* _STATED EXERCISE_: Set down each entry exactly as given; pictures should not appear in the copy.

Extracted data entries
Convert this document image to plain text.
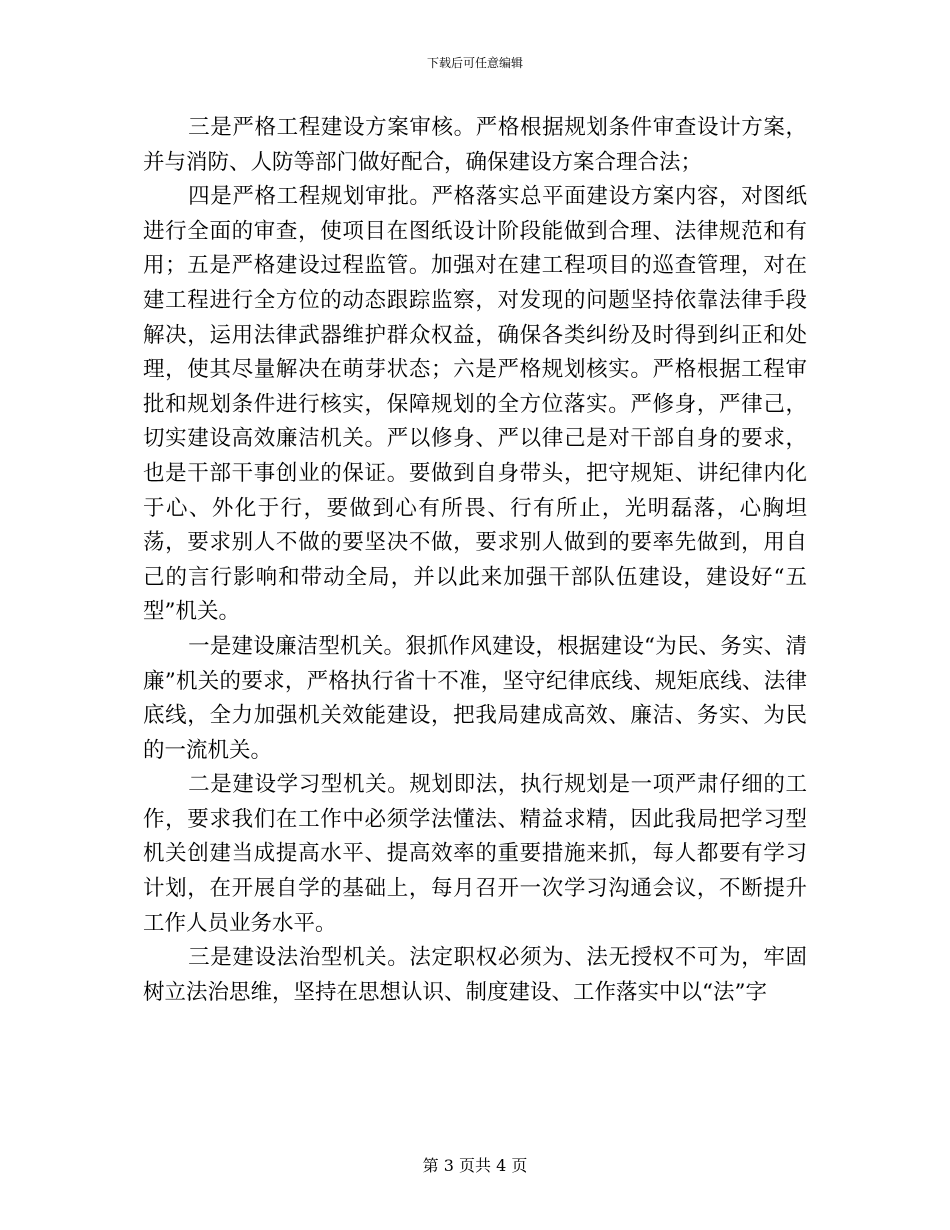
下载后可任意编辑

三是严格工程建设方案审核。严格根据规划条件审查设计方案，并与消防、人防等部门做好配合，确保建设方案合理合法；

四是严格工程规划审批。严格落实总平面建设方案内容，对图纸进行全面的审查，使项目在图纸设计阶段能做到合理、法律规范和有用；五是严格建设过程监管。加强对在建工程项目的巡查管理，对在建工程进行全方位的动态跟踪监察，对发现的问题坚持依靠法律手段解决，运用法律武器维护群众权益，确保各类纠纷及时得到纠正和处理，使其尽量解决在萌芽状态；六是严格规划核实。严格根据工程审批和规划条件进行核实，保障规划的全方位落实。严修身，严律己，切实建设高效廉洁机关。严以修身、严以律己是对干部自身的要求，也是干部干事创业的保证。要做到自身带头，把守规矩、讲纪律内化于心、外化于行，要做到心有所畏、行有所止，光明磊落，心胸坦荡，要求别人不做的要坚决不做，要求别人做到的要率先做到，用自己的言行影响和带动全局，并以此来加强干部队伍建设，建设好“五型”机关。

一是建设廉洁型机关。狠抓作风建设，根据建设“为民、务实、清廉”机关的要求，严格执行省十不准，坚守纪律底线、规矩底线、法律底线，全力加强机关效能建设，把我局建成高效、廉洁、务实、为民的一流机关。

二是建设学习型机关。规划即法，执行规划是一项严肃仔细的工作，要求我们在工作中必须学法懂法、精益求精，因此我局把学习型机关创建当成提高水平、提高效率的重要措施来抓，每人都要有学习计划，在开展自学的基础上，每月召开一次学习沟通会议，不断提升工作人员业务水平。

三是建设法治型机关。法定职权必须为、法无授权不可为，牢固树立法治思维，坚持在思想认识、制度建设、工作落实中以“法”字

第 3 页共 4 页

* _FINAL RESULT_:
Convert this document image to plain text.
下载后可任意编辑

三是严格工程建设方案审核。严格根据规划条件审查设计方案，并与消防、人防等部门做好配合，确保建设方案合理合法；

四是严格工程规划审批。严格落实总平面建设方案内容，对图纸进行全面的审查，使项目在图纸设计阶段能做到合理、法律规范和有用；五是严格建设过程监管。加强对在建工程项目的巡查管理，对在建工程进行全方位的动态跟踪监察，对发现的问题坚持依靠法律手段解决，运用法律武器维护群众权益，确保各类纠纷及时得到纠正和处理，使其尽量解决在萌芽状态；六是严格规划核实。严格根据工程审批和规划条件进行核实，保障规划的全方位落实。严修身，严律己，切实建设高效廉洁机关。严以修身、严以律己是对干部自身的要求，也是干部干事创业的保证。要做到自身带头，把守规矩、讲纪律内化于心、外化于行，要做到心有所畏、行有所止，光明磊落，心胸坦荡，要求别人不做的要坚决不做，要求别人做到的要率先做到，用自己的言行影响和带动全局，并以此来加强干部队伍建设，建设好“五型”机关。

一是建设廉洁型机关。狠抓作风建设，根据建设“为民、务实、清廉”机关的要求，严格执行省十不准，坚守纪律底线、规矩底线、法律底线，全力加强机关效能建设，把我局建成高效、廉洁、务实、为民的一流机关。

二是建设学习型机关。规划即法，执行规划是一项严肃仔细的工作，要求我们在工作中必须学法懂法、精益求精，因此我局把学习型机关创建当成提高水平、提高效率的重要措施来抓，每人都要有学习计划，在开展自学的基础上，每月召开一次学习沟通会议，不断提升工作人员业务水平。

三是建设法治型机关。法定职权必须为、法无授权不可为，牢固树立法治思维，坚持在思想认识、制度建设、工作落实中以“法”字

第 3 页共 4 页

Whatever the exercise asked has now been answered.